What you need to do | Copy every line of the listing that holds the string "ambiente".

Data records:
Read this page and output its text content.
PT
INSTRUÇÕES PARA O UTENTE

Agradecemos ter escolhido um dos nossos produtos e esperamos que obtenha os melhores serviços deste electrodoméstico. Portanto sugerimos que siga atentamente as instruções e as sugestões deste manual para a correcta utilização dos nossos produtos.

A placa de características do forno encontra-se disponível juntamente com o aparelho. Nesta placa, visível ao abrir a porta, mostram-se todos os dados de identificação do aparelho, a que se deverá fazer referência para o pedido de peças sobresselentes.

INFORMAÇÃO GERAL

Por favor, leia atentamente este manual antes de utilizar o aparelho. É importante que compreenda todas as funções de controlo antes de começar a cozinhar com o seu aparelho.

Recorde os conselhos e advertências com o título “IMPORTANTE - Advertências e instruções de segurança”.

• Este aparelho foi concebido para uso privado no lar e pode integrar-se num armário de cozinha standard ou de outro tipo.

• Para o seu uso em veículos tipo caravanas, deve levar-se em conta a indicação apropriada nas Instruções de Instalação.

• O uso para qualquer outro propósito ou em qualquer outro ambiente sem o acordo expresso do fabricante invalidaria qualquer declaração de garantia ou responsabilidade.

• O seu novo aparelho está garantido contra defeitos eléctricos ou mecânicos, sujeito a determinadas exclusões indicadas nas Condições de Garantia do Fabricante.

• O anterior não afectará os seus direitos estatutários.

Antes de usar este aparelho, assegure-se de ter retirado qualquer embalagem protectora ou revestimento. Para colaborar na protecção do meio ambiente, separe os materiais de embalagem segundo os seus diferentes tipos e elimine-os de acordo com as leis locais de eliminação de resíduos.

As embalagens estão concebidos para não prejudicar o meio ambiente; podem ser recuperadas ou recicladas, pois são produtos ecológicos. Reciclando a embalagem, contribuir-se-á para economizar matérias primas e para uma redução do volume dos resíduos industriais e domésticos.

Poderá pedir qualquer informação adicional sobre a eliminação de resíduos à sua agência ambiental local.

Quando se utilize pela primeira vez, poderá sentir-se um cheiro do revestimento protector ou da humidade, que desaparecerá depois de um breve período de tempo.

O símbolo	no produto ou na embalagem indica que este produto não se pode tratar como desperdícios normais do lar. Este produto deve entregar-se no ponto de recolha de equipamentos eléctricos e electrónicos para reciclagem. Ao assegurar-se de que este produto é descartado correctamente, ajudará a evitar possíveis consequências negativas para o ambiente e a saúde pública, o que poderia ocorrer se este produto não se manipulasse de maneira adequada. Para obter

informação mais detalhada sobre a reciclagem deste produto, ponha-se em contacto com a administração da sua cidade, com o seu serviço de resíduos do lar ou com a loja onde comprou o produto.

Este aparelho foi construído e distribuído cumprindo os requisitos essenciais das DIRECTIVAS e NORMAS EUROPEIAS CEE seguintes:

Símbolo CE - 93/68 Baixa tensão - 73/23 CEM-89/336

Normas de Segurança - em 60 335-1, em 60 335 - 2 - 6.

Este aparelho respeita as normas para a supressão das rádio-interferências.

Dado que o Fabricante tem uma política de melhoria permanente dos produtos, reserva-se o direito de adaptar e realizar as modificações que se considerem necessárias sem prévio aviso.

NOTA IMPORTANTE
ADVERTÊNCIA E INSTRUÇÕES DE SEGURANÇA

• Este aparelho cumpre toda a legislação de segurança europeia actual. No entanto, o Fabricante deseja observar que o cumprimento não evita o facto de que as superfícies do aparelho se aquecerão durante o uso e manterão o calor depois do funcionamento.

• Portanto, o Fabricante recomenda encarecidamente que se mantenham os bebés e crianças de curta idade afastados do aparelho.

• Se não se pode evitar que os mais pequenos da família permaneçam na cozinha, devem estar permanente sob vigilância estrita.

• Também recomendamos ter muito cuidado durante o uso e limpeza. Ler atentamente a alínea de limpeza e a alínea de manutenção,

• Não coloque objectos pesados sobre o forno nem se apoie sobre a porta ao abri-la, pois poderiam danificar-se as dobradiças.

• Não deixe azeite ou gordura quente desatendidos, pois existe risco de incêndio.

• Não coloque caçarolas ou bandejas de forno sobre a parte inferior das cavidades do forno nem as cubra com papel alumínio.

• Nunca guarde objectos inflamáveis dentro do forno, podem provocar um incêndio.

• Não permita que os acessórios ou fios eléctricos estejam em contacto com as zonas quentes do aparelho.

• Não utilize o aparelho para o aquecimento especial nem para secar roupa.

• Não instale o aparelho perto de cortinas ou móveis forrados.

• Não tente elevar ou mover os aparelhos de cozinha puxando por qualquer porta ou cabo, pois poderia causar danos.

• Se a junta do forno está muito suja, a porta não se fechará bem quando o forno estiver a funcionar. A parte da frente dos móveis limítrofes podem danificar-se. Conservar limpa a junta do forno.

Solution to the problem |
• O uso para qualquer outro propósito ou em qualquer outro ambiente sem o acordo expresso do fabricante invalidaria qualquer declaração de garantia ou responsabilidade.
Antes de usar este aparelho, assegure-se de ter retirado qualquer embalagem protectora ou revestimento. Para colaborar na protecção do meio ambiente, separe os materiais de embalagem segundo os seus diferentes tipos e elimine-os de acordo com as leis locais de eliminação de resíduos.
As embalagens estão concebidos para não prejudicar o meio ambiente; podem ser recuperadas ou recicladas, pois são produtos ecológicos. Reciclando a embalagem, contribuir-se-á para economizar matérias primas e para uma redução do volume dos resíduos industriais e domésticos.
O símbolo	no produto ou na embalagem indica que este produto não se pode tratar como desperdícios normais do lar. Este produto deve entregar-se no ponto de recolha de equipamentos eléctricos e electrónicos para reciclagem. Ao assegurar-se de que este produto é descartado correctamente, ajudará a evitar possíveis consequências negativas para o ambiente e a saúde pública, o que poderia ocorrer se este produto não se manipulasse de maneira adequada. Para obter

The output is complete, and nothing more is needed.